> **The exercise**: Retype the data that follows line by line, exactly, and leave its pictures out.

> **Input**:

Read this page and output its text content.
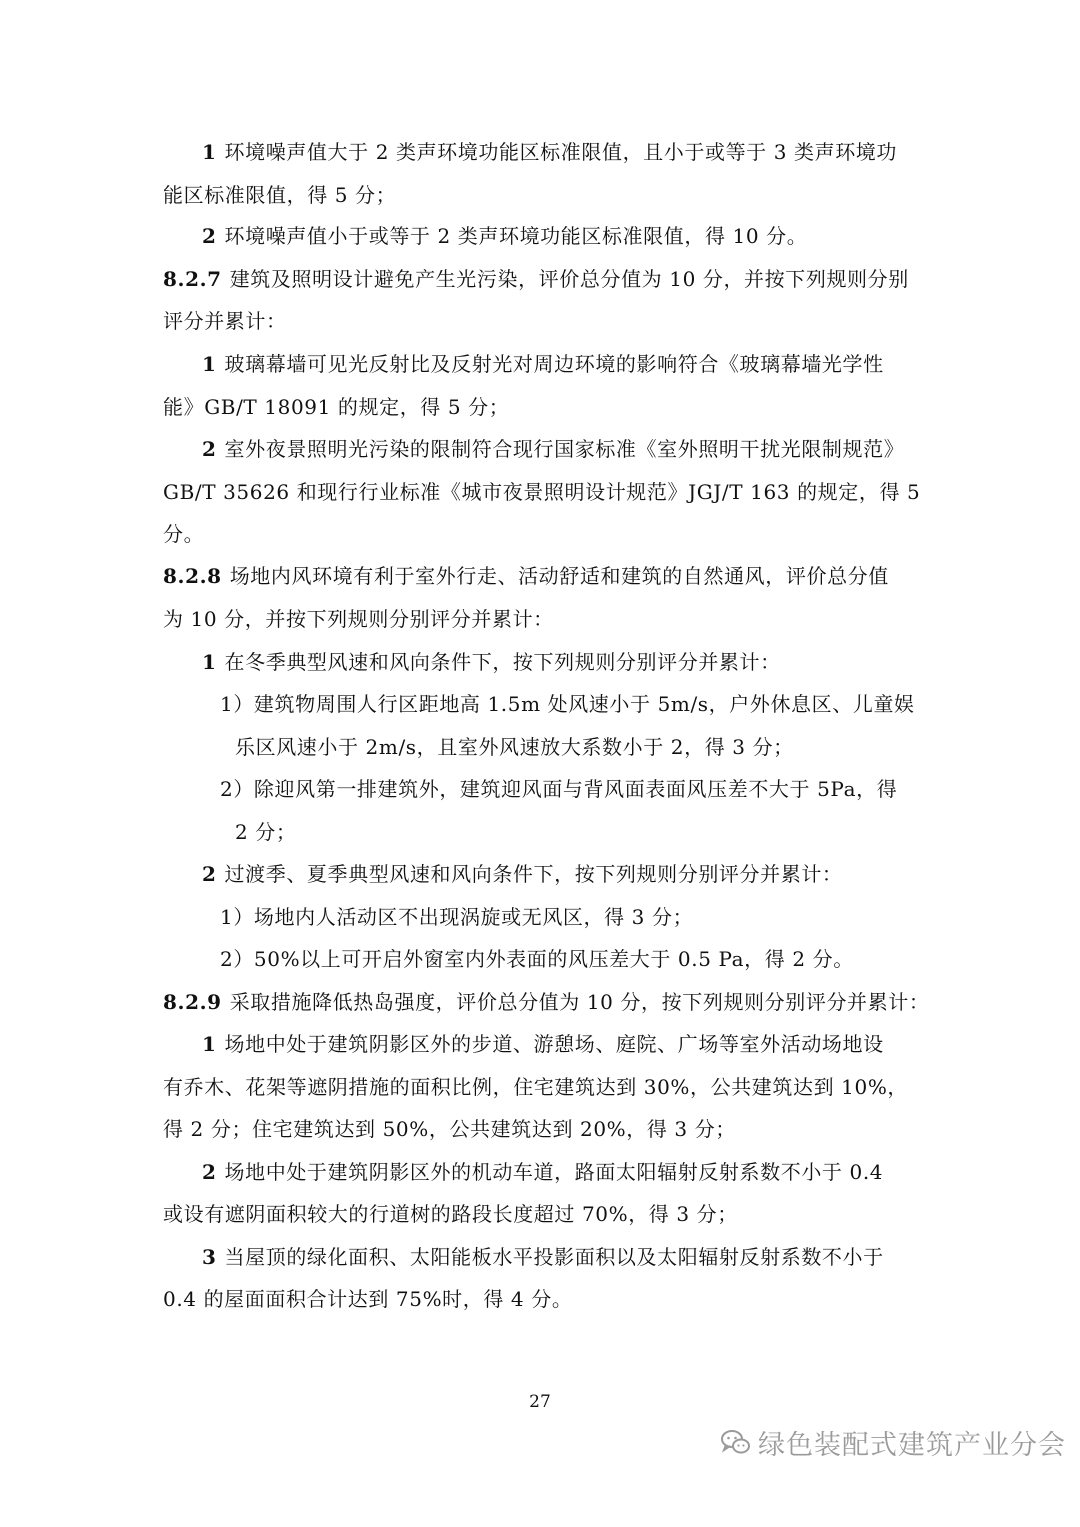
1 环境噪声值大于 2 类声环境功能区标准限值，且小于或等于 3 类声环境功
能区标准限值，得 5 分；
2 环境噪声值小于或等于 2 类声环境功能区标准限值，得 10 分。
8.2.7 建筑及照明设计避免产生光污染，评价总分值为 10 分，并按下列规则分别
评分并累计：
1 玻璃幕墙可见光反射比及反射光对周边环境的影响符合《玻璃幕墙光学性
能》GB/T 18091 的规定，得 5 分；
2 室外夜景照明光污染的限制符合现行国家标准《室外照明干扰光限制规范》
GB/T 35626 和现行行业标准《城市夜景照明设计规范》JGJ/T 163 的规定，得 5
分。
8.2.8 场地内风环境有利于室外行走、活动舒适和建筑的自然通风，评价总分值
为 10 分，并按下列规则分别评分并累计：
1 在冬季典型风速和风向条件下，按下列规则分别评分并累计：
1）建筑物周围人行区距地高 1.5m 处风速小于 5m/s，户外休息区、儿童娱
乐区风速小于 2m/s，且室外风速放大系数小于 2，得 3 分；
2）除迎风第一排建筑外，建筑迎风面与背风面表面风压差不大于 5Pa，得
2 分；
2 过渡季、夏季典型风速和风向条件下，按下列规则分别评分并累计：
1）场地内人活动区不出现涡旋或无风区，得 3 分；
2）50%以上可开启外窗室内外表面的风压差大于 0.5 Pa，得 2 分。
8.2.9 采取措施降低热岛强度，评价总分值为 10 分，按下列规则分别评分并累计：
1 场地中处于建筑阴影区外的步道、游憩场、庭院、广场等室外活动场地设
有乔木、花架等遮阴措施的面积比例，住宅建筑达到 30%，公共建筑达到 10%，
得 2 分；住宅建筑达到 50%，公共建筑达到 20%，得 3 分；
2 场地中处于建筑阴影区外的机动车道，路面太阳辐射反射系数不小于 0.4
或设有遮阴面积较大的行道树的路段长度超过 70%，得 3 分；
3 当屋顶的绿化面积、太阳能板水平投影面积以及太阳辐射反射系数不小于
0.4 的屋面面积合计达到 75%时，得 4 分。
27
绿色装配式建筑产业分会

> **Answer in full**:
Read this page and output its text content.
1 环境噪声值大于 2 类声环境功能区标准限值，且小于或等于 3 类声环境功
能区标准限值，得 5 分；
2 环境噪声值小于或等于 2 类声环境功能区标准限值，得 10 分。
8.2.7 建筑及照明设计避免产生光污染，评价总分值为 10 分，并按下列规则分别
评分并累计：
1 玻璃幕墙可见光反射比及反射光对周边环境的影响符合《玻璃幕墙光学性
能》GB/T 18091 的规定，得 5 分；
2 室外夜景照明光污染的限制符合现行国家标准《室外照明干扰光限制规范》
GB/T 35626 和现行行业标准《城市夜景照明设计规范》JGJ/T 163 的规定，得 5
分。
8.2.8 场地内风环境有利于室外行走、活动舒适和建筑的自然通风，评价总分值
为 10 分，并按下列规则分别评分并累计：
1 在冬季典型风速和风向条件下，按下列规则分别评分并累计：
1）建筑物周围人行区距地高 1.5m 处风速小于 5m/s，户外休息区、儿童娱
乐区风速小于 2m/s，且室外风速放大系数小于 2，得 3 分；
2）除迎风第一排建筑外，建筑迎风面与背风面表面风压差不大于 5Pa，得
2 分；
2 过渡季、夏季典型风速和风向条件下，按下列规则分别评分并累计：
1）场地内人活动区不出现涡旋或无风区，得 3 分；
2）50%以上可开启外窗室内外表面的风压差大于 0.5 Pa，得 2 分。
8.2.9 采取措施降低热岛强度，评价总分值为 10 分，按下列规则分别评分并累计：
1 场地中处于建筑阴影区外的步道、游憩场、庭院、广场等室外活动场地设
有乔木、花架等遮阴措施的面积比例，住宅建筑达到 30%，公共建筑达到 10%，
得 2 分；住宅建筑达到 50%，公共建筑达到 20%，得 3 分；
2 场地中处于建筑阴影区外的机动车道，路面太阳辐射反射系数不小于 0.4
或设有遮阴面积较大的行道树的路段长度超过 70%，得 3 分；
3 当屋顶的绿化面积、太阳能板水平投影面积以及太阳辐射反射系数不小于
0.4 的屋面面积合计达到 75%时，得 4 分。
27
绿色装配式建筑产业分会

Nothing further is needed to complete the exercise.